THE EXERCISE:
Each line below should be quoted exactly, please.

INPUT MATERIAL:

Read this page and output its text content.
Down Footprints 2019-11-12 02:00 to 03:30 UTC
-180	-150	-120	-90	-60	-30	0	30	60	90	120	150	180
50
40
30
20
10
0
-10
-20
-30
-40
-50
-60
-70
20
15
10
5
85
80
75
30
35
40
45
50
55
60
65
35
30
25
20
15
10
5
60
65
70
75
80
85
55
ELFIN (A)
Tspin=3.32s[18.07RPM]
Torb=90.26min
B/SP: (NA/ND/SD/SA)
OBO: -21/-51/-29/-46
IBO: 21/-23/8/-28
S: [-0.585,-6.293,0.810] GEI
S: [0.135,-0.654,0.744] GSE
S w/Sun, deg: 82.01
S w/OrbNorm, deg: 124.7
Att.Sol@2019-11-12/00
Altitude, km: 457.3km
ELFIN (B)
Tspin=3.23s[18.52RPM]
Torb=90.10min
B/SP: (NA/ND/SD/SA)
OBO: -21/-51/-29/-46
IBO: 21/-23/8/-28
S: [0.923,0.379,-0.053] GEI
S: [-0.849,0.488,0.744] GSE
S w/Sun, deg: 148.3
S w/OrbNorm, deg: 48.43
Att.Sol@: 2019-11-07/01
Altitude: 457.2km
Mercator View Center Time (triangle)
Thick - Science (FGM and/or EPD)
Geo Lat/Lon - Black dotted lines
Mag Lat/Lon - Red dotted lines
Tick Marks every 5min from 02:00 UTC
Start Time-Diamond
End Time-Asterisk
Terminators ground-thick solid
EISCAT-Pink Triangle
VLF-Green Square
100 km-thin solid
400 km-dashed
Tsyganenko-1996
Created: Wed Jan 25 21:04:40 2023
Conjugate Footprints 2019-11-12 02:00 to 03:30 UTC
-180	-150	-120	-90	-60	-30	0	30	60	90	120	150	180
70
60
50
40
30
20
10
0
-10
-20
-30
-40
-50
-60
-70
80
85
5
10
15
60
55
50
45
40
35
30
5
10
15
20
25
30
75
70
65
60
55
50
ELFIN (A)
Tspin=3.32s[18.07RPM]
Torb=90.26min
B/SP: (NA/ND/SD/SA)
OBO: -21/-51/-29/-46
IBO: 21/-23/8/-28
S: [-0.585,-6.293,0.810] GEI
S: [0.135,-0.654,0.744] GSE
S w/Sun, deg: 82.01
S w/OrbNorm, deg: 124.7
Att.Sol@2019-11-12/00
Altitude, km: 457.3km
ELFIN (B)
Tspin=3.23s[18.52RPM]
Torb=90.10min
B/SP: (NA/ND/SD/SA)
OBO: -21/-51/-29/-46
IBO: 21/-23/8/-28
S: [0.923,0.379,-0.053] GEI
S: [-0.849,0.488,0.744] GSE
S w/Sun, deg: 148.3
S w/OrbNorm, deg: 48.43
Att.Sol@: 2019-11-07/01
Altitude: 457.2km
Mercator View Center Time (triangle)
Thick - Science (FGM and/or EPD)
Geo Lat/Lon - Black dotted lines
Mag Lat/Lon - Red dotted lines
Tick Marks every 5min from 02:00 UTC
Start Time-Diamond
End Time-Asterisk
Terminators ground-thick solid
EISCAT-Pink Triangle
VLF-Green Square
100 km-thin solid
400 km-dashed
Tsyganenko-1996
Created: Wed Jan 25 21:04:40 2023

RESULT:
Read this page and output its text content.
Down Footprints 2019-11-12 02:00 to 03:30 UTC
-180	-150	-120	-90	-60	-30	0	30	60	90	120	150	180
50
40
30
20
10
0
-10
-20
-30
-40
-50
-60
-70
20
15
10
5
85
80
75
30
35
40
45
50
55
60
65
35
30
25
20
15
10
5
60
65
70
75
80
85
55
ELFIN (A)
Tspin=3.32s[18.07RPM]
Torb=90.26min
B/SP: (NA/ND/SD/SA)
OBO: -21/-51/-29/-46
IBO: 21/-23/8/-28
S: [-0.585,-6.293,0.810] GEI
S: [0.135,-0.654,0.744] GSE
S w/Sun, deg: 82.01
S w/OrbNorm, deg: 124.7
Att.Sol@2019-11-12/00
Altitude, km: 457.3km
ELFIN (B)
Tspin=3.23s[18.52RPM]
Torb=90.10min
B/SP: (NA/ND/SD/SA)
OBO: -21/-51/-29/-46
IBO: 21/-23/8/-28
S: [0.923,0.379,-0.053] GEI
S: [-0.849,0.488,0.744] GSE
S w/Sun, deg: 148.3
S w/OrbNorm, deg: 48.43
Att.Sol@: 2019-11-07/01
Altitude: 457.2km
Mercator View Center Time (triangle)
Thick - Science (FGM and/or EPD)
Geo Lat/Lon - Black dotted lines
Mag Lat/Lon - Red dotted lines
Tick Marks every 5min from 02:00 UTC
Start Time-Diamond
End Time-Asterisk
Terminators ground-thick solid
EISCAT-Pink Triangle
VLF-Green Square
100 km-thin solid
400 km-dashed
Tsyganenko-1996
Created: Wed Jan 25 21:04:40 2023
Conjugate Footprints 2019-11-12 02:00 to 03:30 UTC
-180	-150	-120	-90	-60	-30	0	30	60	90	120	150	180
70
60
50
40
30
20
10
0
-10
-20
-30
-40
-50
-60
-70
80
85
5
10
15
60
55
50
45
40
35
30
5
10
15
20
25
30
75
70
65
60
55
50
ELFIN (A)
Tspin=3.32s[18.07RPM]
Torb=90.26min
B/SP: (NA/ND/SD/SA)
OBO: -21/-51/-29/-46
IBO: 21/-23/8/-28
S: [-0.585,-6.293,0.810] GEI
S: [0.135,-0.654,0.744] GSE
S w/Sun, deg: 82.01
S w/OrbNorm, deg: 124.7
Att.Sol@2019-11-12/00
Altitude, km: 457.3km
ELFIN (B)
Tspin=3.23s[18.52RPM]
Torb=90.10min
B/SP: (NA/ND/SD/SA)
OBO: -21/-51/-29/-46
IBO: 21/-23/8/-28
S: [0.923,0.379,-0.053] GEI
S: [-0.849,0.488,0.744] GSE
S w/Sun, deg: 148.3
S w/OrbNorm, deg: 48.43
Att.Sol@: 2019-11-07/01
Altitude: 457.2km
Mercator View Center Time (triangle)
Thick - Science (FGM and/or EPD)
Geo Lat/Lon - Black dotted lines
Mag Lat/Lon - Red dotted lines
Tick Marks every 5min from 02:00 UTC
Start Time-Diamond
End Time-Asterisk
Terminators ground-thick solid
EISCAT-Pink Triangle
VLF-Green Square
100 km-thin solid
400 km-dashed
Tsyganenko-1996
Created: Wed Jan 25 21:04:40 2023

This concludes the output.